[Data items]

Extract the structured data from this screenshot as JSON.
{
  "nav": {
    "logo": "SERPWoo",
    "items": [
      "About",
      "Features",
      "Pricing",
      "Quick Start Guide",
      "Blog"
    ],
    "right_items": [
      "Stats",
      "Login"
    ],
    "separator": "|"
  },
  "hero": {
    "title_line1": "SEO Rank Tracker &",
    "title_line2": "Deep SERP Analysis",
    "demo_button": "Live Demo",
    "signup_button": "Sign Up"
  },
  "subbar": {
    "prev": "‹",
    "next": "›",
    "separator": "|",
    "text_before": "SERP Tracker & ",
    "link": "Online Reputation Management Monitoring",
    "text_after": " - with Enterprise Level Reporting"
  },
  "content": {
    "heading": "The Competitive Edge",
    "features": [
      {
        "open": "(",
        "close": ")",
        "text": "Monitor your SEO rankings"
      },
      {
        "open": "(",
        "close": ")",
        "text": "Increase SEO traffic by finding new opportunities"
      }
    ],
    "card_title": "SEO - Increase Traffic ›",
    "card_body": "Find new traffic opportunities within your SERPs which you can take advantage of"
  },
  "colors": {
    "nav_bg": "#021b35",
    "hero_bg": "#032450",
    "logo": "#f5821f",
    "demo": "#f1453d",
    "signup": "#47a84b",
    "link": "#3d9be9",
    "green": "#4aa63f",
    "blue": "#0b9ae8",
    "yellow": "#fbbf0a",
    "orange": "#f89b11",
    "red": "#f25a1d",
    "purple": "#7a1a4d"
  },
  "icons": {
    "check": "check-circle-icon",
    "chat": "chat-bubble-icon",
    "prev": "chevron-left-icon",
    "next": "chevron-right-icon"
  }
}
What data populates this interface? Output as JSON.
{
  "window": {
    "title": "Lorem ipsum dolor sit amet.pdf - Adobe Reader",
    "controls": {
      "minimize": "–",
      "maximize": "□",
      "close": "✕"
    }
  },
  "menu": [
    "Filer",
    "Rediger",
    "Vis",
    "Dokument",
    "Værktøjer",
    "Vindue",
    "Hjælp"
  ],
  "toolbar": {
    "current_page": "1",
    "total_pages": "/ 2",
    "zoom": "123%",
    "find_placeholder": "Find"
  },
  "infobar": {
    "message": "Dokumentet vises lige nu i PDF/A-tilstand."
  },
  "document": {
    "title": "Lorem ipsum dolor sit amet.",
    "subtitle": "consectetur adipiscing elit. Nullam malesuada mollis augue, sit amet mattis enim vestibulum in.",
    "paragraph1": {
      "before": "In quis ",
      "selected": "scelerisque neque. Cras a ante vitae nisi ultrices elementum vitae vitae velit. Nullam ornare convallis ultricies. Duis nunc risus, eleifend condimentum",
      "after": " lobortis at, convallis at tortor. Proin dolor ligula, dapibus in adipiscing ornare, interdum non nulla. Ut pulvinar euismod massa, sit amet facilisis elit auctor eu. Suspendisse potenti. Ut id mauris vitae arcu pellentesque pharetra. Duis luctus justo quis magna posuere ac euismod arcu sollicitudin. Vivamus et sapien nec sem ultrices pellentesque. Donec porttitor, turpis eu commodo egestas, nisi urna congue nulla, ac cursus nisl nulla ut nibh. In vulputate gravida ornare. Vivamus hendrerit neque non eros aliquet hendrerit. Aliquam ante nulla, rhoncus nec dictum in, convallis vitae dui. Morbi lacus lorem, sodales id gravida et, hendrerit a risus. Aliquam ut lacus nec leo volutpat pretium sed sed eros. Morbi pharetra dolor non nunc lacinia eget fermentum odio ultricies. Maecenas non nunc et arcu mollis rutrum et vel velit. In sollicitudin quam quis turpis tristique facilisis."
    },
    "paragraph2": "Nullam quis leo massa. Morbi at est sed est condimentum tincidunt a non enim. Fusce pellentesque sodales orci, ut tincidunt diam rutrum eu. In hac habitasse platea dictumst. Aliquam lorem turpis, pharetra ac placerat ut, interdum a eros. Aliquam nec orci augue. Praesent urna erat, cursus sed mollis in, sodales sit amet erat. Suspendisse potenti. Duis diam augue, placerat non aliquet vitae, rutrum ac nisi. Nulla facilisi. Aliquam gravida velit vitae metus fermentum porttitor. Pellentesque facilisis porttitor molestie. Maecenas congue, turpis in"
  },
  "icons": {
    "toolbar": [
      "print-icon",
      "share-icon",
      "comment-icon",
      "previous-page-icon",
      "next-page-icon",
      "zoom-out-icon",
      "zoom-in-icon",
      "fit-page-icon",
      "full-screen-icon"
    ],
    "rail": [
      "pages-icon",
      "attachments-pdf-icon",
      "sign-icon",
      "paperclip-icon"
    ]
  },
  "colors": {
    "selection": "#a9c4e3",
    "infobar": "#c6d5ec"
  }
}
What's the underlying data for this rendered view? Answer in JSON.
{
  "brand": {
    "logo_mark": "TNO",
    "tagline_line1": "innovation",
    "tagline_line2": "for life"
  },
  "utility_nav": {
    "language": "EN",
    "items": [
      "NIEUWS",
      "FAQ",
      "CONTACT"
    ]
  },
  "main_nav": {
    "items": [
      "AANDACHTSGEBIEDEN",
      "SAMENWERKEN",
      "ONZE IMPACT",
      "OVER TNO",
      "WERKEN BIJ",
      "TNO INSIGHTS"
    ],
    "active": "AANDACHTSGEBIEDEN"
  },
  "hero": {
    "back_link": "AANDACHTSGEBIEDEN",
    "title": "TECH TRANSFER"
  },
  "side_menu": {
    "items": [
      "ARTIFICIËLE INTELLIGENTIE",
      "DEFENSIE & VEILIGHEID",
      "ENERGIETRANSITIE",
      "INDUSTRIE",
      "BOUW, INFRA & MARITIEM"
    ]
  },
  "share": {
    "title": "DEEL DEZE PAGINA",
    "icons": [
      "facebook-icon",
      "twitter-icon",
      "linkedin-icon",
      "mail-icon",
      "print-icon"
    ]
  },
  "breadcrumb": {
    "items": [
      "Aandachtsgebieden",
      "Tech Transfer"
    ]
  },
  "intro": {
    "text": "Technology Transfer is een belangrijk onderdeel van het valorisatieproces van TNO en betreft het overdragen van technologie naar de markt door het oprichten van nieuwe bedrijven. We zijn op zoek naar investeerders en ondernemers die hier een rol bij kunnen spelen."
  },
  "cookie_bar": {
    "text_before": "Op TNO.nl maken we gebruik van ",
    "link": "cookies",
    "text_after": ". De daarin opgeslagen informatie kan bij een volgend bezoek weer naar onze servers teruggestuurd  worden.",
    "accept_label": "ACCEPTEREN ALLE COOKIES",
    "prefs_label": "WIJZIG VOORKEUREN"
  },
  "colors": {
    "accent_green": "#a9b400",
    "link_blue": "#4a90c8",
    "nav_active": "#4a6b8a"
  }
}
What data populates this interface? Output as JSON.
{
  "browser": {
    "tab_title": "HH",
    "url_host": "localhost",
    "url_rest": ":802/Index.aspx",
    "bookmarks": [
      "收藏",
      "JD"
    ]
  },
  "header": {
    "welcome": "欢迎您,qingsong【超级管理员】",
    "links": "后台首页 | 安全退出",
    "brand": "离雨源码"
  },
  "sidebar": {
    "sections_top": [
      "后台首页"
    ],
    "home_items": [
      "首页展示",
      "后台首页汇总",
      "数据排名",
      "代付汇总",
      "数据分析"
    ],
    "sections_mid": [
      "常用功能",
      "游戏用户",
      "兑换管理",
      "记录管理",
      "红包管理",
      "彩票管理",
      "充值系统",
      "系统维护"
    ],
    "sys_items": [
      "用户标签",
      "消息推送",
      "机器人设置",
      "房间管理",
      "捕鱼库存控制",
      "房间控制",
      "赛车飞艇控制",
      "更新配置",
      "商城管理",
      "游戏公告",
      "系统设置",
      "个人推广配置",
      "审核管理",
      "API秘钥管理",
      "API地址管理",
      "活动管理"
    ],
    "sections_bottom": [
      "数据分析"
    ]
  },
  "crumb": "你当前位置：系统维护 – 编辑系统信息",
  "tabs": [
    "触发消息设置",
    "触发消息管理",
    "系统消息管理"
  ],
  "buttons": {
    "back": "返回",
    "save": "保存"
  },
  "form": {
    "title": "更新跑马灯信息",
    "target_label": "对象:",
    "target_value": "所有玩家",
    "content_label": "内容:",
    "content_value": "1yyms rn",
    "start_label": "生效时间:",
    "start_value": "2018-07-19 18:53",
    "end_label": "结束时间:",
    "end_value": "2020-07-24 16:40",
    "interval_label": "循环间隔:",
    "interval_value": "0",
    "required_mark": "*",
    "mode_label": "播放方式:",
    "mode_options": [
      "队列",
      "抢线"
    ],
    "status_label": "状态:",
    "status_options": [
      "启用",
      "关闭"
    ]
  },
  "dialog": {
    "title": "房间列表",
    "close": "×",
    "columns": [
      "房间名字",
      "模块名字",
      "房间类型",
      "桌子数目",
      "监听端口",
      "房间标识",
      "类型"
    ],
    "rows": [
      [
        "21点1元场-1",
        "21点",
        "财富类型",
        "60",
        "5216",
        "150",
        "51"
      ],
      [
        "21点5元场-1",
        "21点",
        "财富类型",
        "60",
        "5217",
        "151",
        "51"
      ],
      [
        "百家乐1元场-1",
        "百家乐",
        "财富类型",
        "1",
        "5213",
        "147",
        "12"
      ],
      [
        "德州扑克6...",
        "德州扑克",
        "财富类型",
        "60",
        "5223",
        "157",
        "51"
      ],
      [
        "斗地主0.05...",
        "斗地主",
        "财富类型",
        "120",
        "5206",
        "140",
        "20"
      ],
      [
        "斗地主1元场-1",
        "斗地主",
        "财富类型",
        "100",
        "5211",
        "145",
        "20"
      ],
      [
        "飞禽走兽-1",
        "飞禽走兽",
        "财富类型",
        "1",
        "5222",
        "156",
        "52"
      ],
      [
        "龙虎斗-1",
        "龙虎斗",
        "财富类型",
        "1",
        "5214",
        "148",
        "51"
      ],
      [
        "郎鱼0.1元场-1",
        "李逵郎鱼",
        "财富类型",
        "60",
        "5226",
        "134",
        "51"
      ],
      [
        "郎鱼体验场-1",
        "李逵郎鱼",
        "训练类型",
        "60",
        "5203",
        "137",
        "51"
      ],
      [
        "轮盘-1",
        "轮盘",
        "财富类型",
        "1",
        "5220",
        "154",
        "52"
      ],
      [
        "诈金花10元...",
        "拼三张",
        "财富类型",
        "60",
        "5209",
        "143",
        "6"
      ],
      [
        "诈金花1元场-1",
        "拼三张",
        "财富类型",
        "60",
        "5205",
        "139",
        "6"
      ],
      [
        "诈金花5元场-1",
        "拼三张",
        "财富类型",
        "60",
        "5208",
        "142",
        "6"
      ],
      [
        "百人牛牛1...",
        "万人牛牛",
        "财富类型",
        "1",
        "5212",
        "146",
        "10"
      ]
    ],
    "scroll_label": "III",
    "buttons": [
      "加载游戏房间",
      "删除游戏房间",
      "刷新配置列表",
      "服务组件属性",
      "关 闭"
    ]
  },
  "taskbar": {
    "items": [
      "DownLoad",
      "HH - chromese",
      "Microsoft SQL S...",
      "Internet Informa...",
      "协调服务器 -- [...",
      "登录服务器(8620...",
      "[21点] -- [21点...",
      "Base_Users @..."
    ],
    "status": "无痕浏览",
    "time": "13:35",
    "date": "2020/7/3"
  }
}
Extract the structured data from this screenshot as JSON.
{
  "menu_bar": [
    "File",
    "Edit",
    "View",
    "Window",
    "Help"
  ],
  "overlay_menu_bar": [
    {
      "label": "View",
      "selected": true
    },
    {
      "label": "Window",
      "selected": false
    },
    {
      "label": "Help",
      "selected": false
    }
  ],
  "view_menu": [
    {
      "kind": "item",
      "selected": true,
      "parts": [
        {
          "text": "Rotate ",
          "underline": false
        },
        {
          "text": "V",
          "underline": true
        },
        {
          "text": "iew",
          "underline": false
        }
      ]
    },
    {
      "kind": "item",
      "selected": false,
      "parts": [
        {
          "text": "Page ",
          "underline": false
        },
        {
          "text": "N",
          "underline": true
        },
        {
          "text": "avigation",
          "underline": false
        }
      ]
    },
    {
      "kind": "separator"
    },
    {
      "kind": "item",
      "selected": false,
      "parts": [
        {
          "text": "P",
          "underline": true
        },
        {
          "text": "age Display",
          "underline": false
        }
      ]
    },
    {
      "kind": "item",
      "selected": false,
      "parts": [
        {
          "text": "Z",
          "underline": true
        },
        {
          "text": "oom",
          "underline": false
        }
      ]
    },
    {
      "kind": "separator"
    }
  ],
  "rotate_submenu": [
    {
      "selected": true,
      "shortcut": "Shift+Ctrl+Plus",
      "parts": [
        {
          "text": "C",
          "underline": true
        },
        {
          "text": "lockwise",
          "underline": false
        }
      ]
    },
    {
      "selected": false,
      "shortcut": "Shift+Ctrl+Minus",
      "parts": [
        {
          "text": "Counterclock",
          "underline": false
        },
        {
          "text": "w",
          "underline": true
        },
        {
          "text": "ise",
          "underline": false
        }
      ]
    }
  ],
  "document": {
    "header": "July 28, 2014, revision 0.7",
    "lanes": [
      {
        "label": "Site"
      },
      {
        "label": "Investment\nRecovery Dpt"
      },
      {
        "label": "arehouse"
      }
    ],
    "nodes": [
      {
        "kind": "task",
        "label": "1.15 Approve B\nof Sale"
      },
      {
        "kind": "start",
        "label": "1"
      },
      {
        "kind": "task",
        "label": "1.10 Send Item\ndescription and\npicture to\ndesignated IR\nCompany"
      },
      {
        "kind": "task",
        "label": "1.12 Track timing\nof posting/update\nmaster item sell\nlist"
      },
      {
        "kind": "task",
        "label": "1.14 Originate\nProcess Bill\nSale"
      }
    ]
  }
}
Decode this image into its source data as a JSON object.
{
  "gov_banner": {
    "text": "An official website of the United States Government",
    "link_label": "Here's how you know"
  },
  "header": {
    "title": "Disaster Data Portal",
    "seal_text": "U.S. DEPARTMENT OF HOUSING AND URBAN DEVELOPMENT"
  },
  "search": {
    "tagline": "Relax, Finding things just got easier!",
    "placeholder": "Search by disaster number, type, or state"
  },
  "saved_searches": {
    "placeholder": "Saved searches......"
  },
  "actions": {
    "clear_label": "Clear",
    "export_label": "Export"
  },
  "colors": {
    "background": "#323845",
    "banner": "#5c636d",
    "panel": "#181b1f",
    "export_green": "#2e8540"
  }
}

▶ _INSTRUCTIONS FOR THE TASK_
Find the line containing "Decode this image" in the material above. Print it and every line after it through the end, exactly and only those.

▶ _RESULT_
Decode this image into its source data as a JSON object.
{
  "gov_banner": {
    "text": "An official website of the United States Government",
    "link_label": "Here's how you know"
  },
  "header": {
    "title": "Disaster Data Portal",
    "seal_text": "U.S. DEPARTMENT OF HOUSING AND URBAN DEVELOPMENT"
  },
  "search": {
    "tagline": "Relax, Finding things just got easier!",
    "placeholder": "Search by disaster number, type, or state"
  },
  "saved_searches": {
    "placeholder": "Saved searches......"
  },
  "actions": {
    "clear_label": "Clear",
    "export_label": "Export"
  },
  "colors": {
    "background": "#323845",
    "banner": "#5c636d",
    "panel": "#181b1f",
    "export_green": "#2e8540"
  }
}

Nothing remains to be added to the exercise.